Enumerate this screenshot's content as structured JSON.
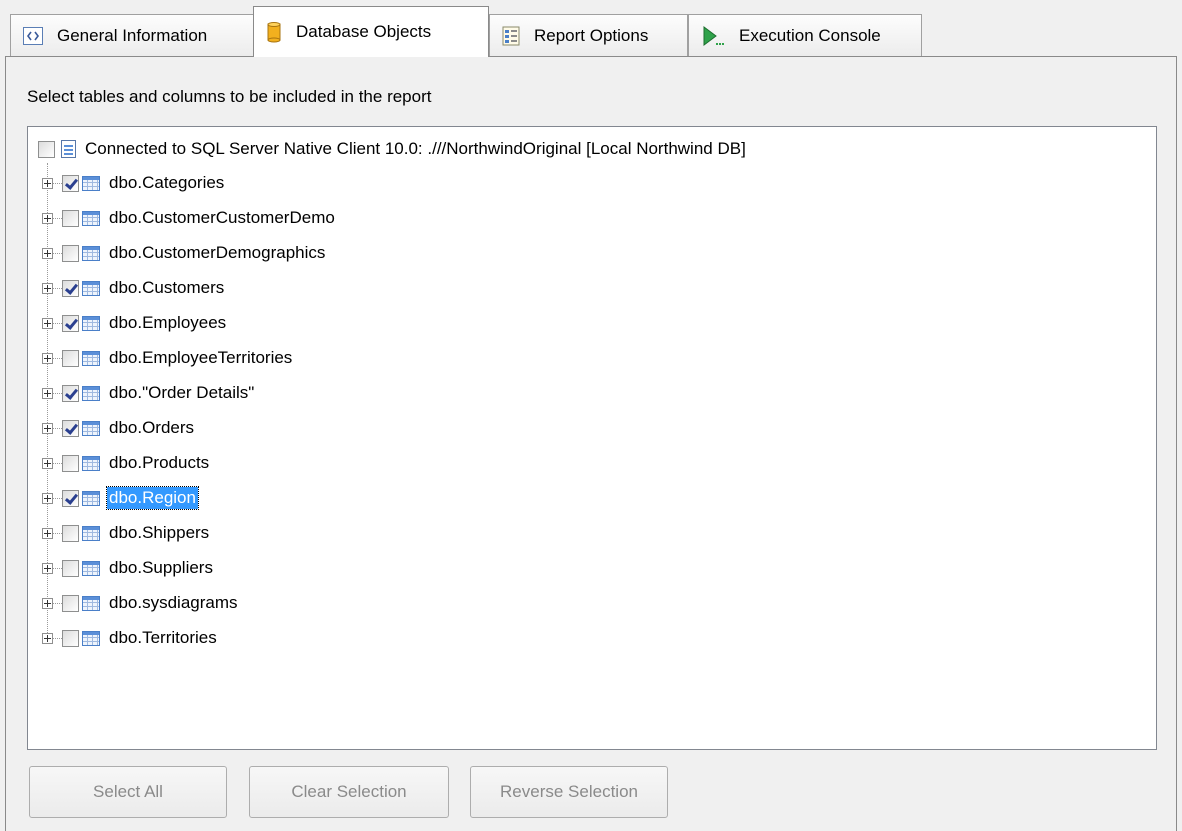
{
  "tabs": [
    {
      "label": "General Information",
      "icon": "code-brackets-icon",
      "active": false
    },
    {
      "label": "Database Objects",
      "icon": "database-cylinder-icon",
      "active": true
    },
    {
      "label": "Report Options",
      "icon": "report-options-icon",
      "active": false
    },
    {
      "label": "Execution Console",
      "icon": "console-run-icon",
      "active": false
    }
  ],
  "instruction": "Select tables and columns to be included in the report",
  "tree": {
    "root": {
      "label": "Connected to SQL Server Native Client 10.0: .///NorthwindOriginal [Local Northwind DB]",
      "checked": false
    },
    "items": [
      {
        "label": "dbo.Categories",
        "checked": true
      },
      {
        "label": "dbo.CustomerCustomerDemo",
        "checked": false
      },
      {
        "label": "dbo.CustomerDemographics",
        "checked": false
      },
      {
        "label": "dbo.Customers",
        "checked": true
      },
      {
        "label": "dbo.Employees",
        "checked": true
      },
      {
        "label": "dbo.EmployeeTerritories",
        "checked": false
      },
      {
        "label": "dbo.\"Order Details\"",
        "checked": true
      },
      {
        "label": "dbo.Orders",
        "checked": true
      },
      {
        "label": "dbo.Products",
        "checked": false
      },
      {
        "label": "dbo.Region",
        "checked": true,
        "selected": true
      },
      {
        "label": "dbo.Shippers",
        "checked": false
      },
      {
        "label": "dbo.Suppliers",
        "checked": false
      },
      {
        "label": "dbo.sysdiagrams",
        "checked": false
      },
      {
        "label": "dbo.Territories",
        "checked": false
      }
    ]
  },
  "buttons": {
    "select_all": "Select All",
    "clear_selection": "Clear Selection",
    "reverse_selection": "Reverse Selection"
  },
  "colors": {
    "selection": "#3399ff",
    "checkmark": "#2a3f8f",
    "table_icon": "#5b8fd8",
    "database_icon": "#f2b01e",
    "console_icon": "#2fa24a"
  }
}
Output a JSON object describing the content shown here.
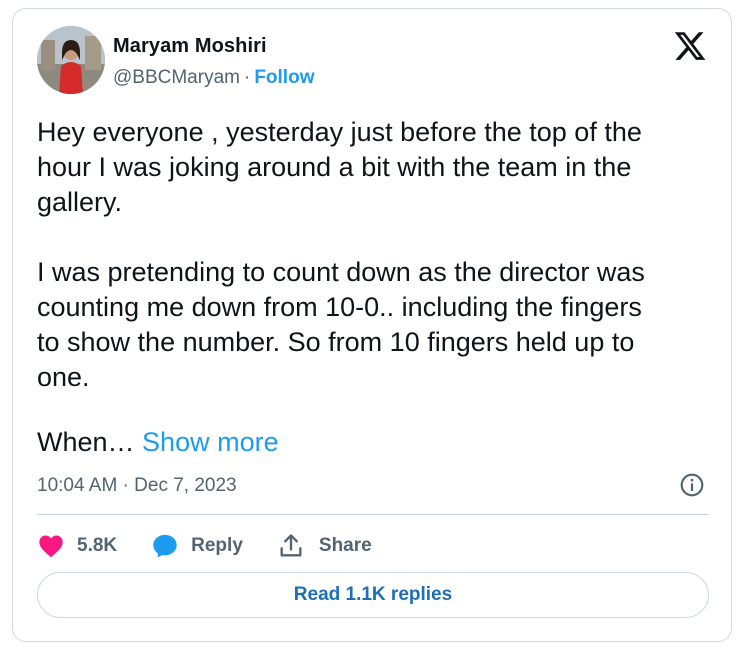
{
  "author": {
    "name": "Maryam Moshiri",
    "handle": "@BBCMaryam",
    "separator": "·",
    "follow_label": "Follow"
  },
  "tweet": {
    "text": "Hey everyone , yesterday just before the top of the\nhour I was joking around a bit with the team in the\ngallery.\n\nI was pretending to count down as the director was\ncounting me down from 10-0.. including the fingers\nto show the number. So from 10 fingers held up to\none.",
    "truncated_text": "When… ",
    "show_more_label": "Show more",
    "timestamp": "10:04 AM · Dec 7, 2023"
  },
  "actions": {
    "like_count": "5.8K",
    "reply_label": "Reply",
    "share_label": "Share"
  },
  "read_replies_label": "Read 1.1K replies",
  "icons": {
    "logo": "x-logo-icon",
    "info": "info-icon",
    "like": "heart-icon",
    "reply": "speech-bubble-icon",
    "share": "share-upload-icon"
  },
  "colors": {
    "accent": "#1d9bf0",
    "heart": "#f91880",
    "muted": "#536471",
    "border": "#cfd9de"
  }
}
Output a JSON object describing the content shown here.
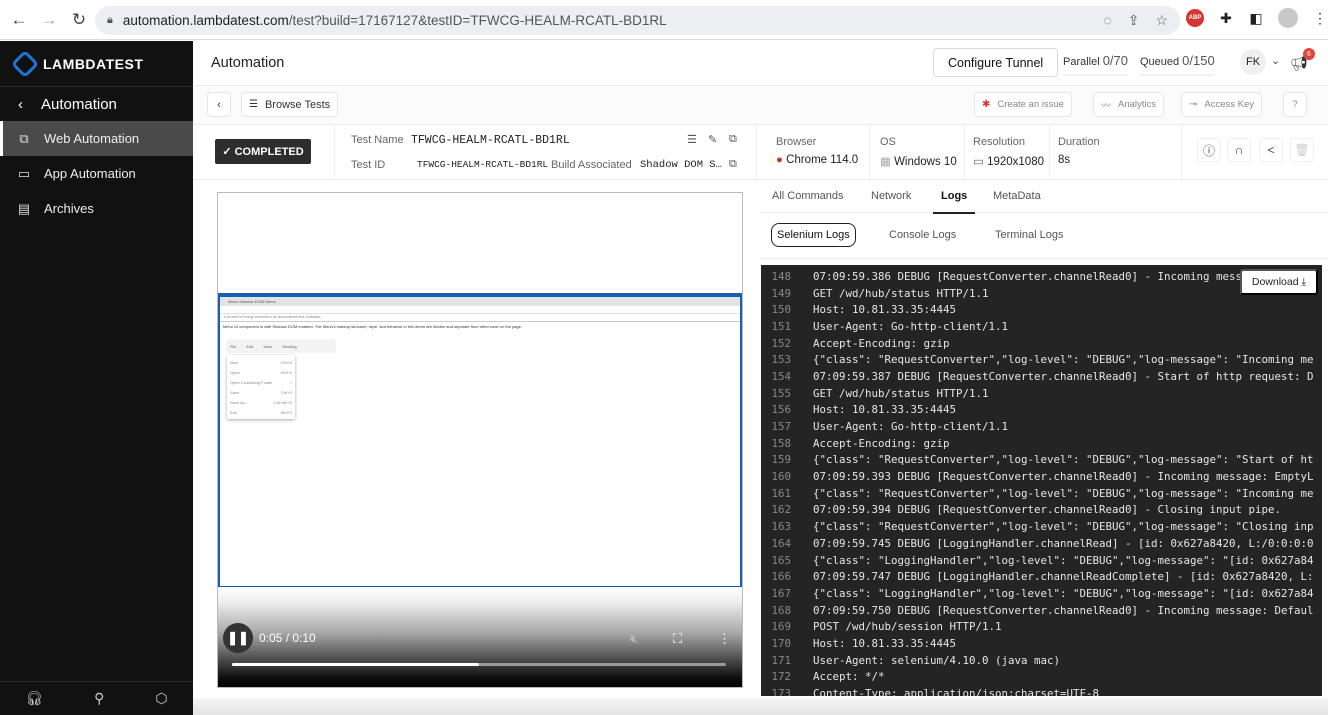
================
Job => From the listing, extract all text exactly as given and drop any picture.

Exercise response =>
Enumerate this screenshot's content as structured JSON.
{
  "tabs": [
    {
      "label": "General Information",
      "icon": "code-brackets-icon",
      "active": false
    },
    {
      "label": "Database Objects",
      "icon": "database-cylinder-icon",
      "active": true
    },
    {
      "label": "Report Options",
      "icon": "report-options-icon",
      "active": false
    },
    {
      "label": "Execution Console",
      "icon": "console-run-icon",
      "active": false
    }
  ],
  "instruction": "Select tables and columns to be included in the report",
  "tree": {
    "root": {
      "label": "Connected to SQL Server Native Client 10.0: .///NorthwindOriginal [Local Northwind DB]",
      "checked": false
    },
    "items": [
      {
        "label": "dbo.Categories",
        "checked": true
      },
      {
        "label": "dbo.CustomerCustomerDemo",
        "checked": false
      },
      {
        "label": "dbo.CustomerDemographics",
        "checked": false
      },
      {
        "label": "dbo.Customers",
        "checked": true
      },
      {
        "label": "dbo.Employees",
        "checked": true
      },
      {
        "label": "dbo.EmployeeTerritories",
        "checked": false
      },
      {
        "label": "dbo.\"Order Details\"",
        "checked": true
      },
      {
        "label": "dbo.Orders",
        "checked": true
      },
      {
        "label": "dbo.Products",
        "checked": false
      },
      {
        "label": "dbo.Region",
        "checked": true,
        "selected": true
      },
      {
        "label": "dbo.Shippers",
        "checked": false
      },
      {
        "label": "dbo.Suppliers",
        "checked": false
      },
      {
        "label": "dbo.sysdiagrams",
        "checked": false
      },
      {
        "label": "dbo.Territories",
        "checked": false
      }
    ]
  },
  "buttons": {
    "select_all": "Select All",
    "clear_selection": "Clear Selection",
    "reverse_selection": "Reverse Selection"
  },
  "colors": {
    "selection": "#3399ff",
    "checkmark": "#2a3f8f",
    "table_icon": "#5b8fd8",
    "database_icon": "#f2b01e",
    "console_icon": "#2fa24a"
  }
}
Output a JSON object describing the content shown here.
{
  "author": {
    "name": "Maryam Moshiri",
    "handle": "@BBCMaryam",
    "separator": "·",
    "follow_label": "Follow"
  },
  "tweet": {
    "text": "Hey everyone , yesterday just before the top of the\nhour I was joking around a bit with the team in the\ngallery.\n\nI was pretending to count down as the director was\ncounting me down from 10-0.. including the fingers\nto show the number. So from 10 fingers held up to\none.",
    "truncated_text": "When… ",
    "show_more_label": "Show more",
    "timestamp": "10:04 AM · Dec 7, 2023"
  },
  "actions": {
    "like_count": "5.8K",
    "reply_label": "Reply",
    "share_label": "Share"
  },
  "read_replies_label": "Read 1.1K replies",
  "icons": {
    "logo": "x-logo-icon",
    "info": "info-icon",
    "like": "heart-icon",
    "reply": "speech-bubble-icon",
    "share": "share-upload-icon"
  },
  "colors": {
    "accent": "#1d9bf0",
    "heart": "#f91880",
    "muted": "#536471",
    "border": "#cfd9de"
  }
}
Output a JSON object describing the content shown here.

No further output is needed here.